§ Description of the task
Leave out any pictures and transcribe all other data below exactly.
## START Raw data
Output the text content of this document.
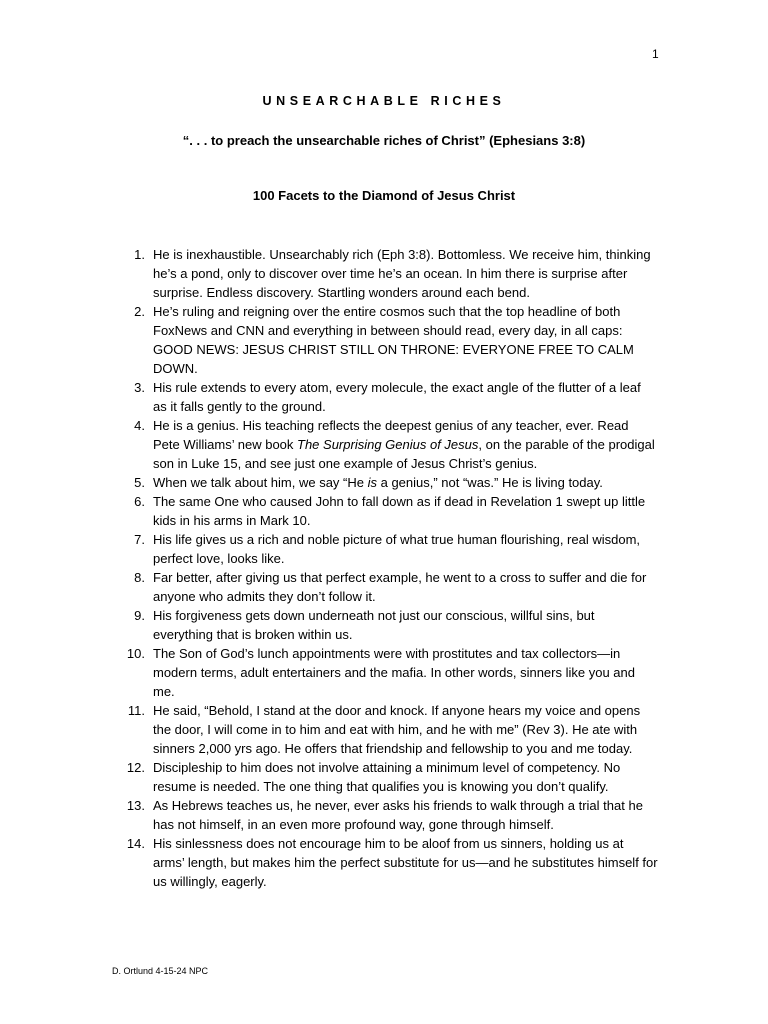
1
UNSEARCHABLE RICHES
“. . . to preach the unsearchable riches of Christ” (Ephesians 3:8)
100 Facets to the Diamond of Jesus Christ
1. He is inexhaustible. Unsearchably rich (Eph 3:8). Bottomless. We receive him, thinking he’s a pond, only to discover over time he’s an ocean. In him there is surprise after surprise. Endless discovery. Startling wonders around each bend.
2. He’s ruling and reigning over the entire cosmos such that the top headline of both FoxNews and CNN and everything in between should read, every day, in all caps: GOOD NEWS: JESUS CHRIST STILL ON THRONE: EVERYONE FREE TO CALM DOWN.
3. His rule extends to every atom, every molecule, the exact angle of the flutter of a leaf as it falls gently to the ground.
4. He is a genius. His teaching reflects the deepest genius of any teacher, ever. Read Pete Williams’ new book The Surprising Genius of Jesus, on the parable of the prodigal son in Luke 15, and see just one example of Jesus Christ’s genius.
5. When we talk about him, we say “He is a genius,” not “was.” He is living today.
6. The same One who caused John to fall down as if dead in Revelation 1 swept up little kids in his arms in Mark 10.
7. His life gives us a rich and noble picture of what true human flourishing, real wisdom, perfect love, looks like.
8. Far better, after giving us that perfect example, he went to a cross to suffer and die for anyone who admits they don’t follow it.
9. His forgiveness gets down underneath not just our conscious, willful sins, but everything that is broken within us.
10. The Son of God’s lunch appointments were with prostitutes and tax collectors—in modern terms, adult entertainers and the mafia. In other words, sinners like you and me.
11. He said, “Behold, I stand at the door and knock. If anyone hears my voice and opens the door, I will come in to him and eat with him, and he with me” (Rev 3). He ate with sinners 2,000 yrs ago. He offers that friendship and fellowship to you and me today.
12. Discipleship to him does not involve attaining a minimum level of competency. No resume is needed. The one thing that qualifies you is knowing you don’t qualify.
13. As Hebrews teaches us, he never, ever asks his friends to walk through a trial that he has not himself, in an even more profound way, gone through himself.
14. His sinlessness does not encourage him to be aloof from us sinners, holding us at arms’ length, but makes him the perfect substitute for us—and he substitutes himself for us willingly, eagerly.
D. Ortlund 4-15-24 NPC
## END Raw data
§ Written solution
Output the text content of this document.
1
UNSEARCHABLE RICHES
“. . . to preach the unsearchable riches of Christ” (Ephesians 3:8)
100 Facets to the Diamond of Jesus Christ
1. He is inexhaustible. Unsearchably rich (Eph 3:8). Bottomless. We receive him, thinking he’s a pond, only to discover over time he’s an ocean. In him there is surprise after surprise. Endless discovery. Startling wonders around each bend.
2. He’s ruling and reigning over the entire cosmos such that the top headline of both FoxNews and CNN and everything in between should read, every day, in all caps: GOOD NEWS: JESUS CHRIST STILL ON THRONE: EVERYONE FREE TO CALM DOWN.
3. His rule extends to every atom, every molecule, the exact angle of the flutter of a leaf as it falls gently to the ground.
4. He is a genius. His teaching reflects the deepest genius of any teacher, ever. Read Pete Williams’ new book The Surprising Genius of Jesus, on the parable of the prodigal son in Luke 15, and see just one example of Jesus Christ’s genius.
5. When we talk about him, we say “He is a genius,” not “was.” He is living today.
6. The same One who caused John to fall down as if dead in Revelation 1 swept up little kids in his arms in Mark 10.
7. His life gives us a rich and noble picture of what true human flourishing, real wisdom, perfect love, looks like.
8. Far better, after giving us that perfect example, he went to a cross to suffer and die for anyone who admits they don’t follow it.
9. His forgiveness gets down underneath not just our conscious, willful sins, but everything that is broken within us.
10. The Son of God’s lunch appointments were with prostitutes and tax collectors—in modern terms, adult entertainers and the mafia. In other words, sinners like you and me.
11. He said, “Behold, I stand at the door and knock. If anyone hears my voice and opens the door, I will come in to him and eat with him, and he with me” (Rev 3). He ate with sinners 2,000 yrs ago. He offers that friendship and fellowship to you and me today.
12. Discipleship to him does not involve attaining a minimum level of competency. No resume is needed. The one thing that qualifies you is knowing you don’t qualify.
13. As Hebrews teaches us, he never, ever asks his friends to walk through a trial that he has not himself, in an even more profound way, gone through himself.
14. His sinlessness does not encourage him to be aloof from us sinners, holding us at arms’ length, but makes him the perfect substitute for us—and he substitutes himself for us willingly, eagerly.
D. Ortlund 4-15-24 NPC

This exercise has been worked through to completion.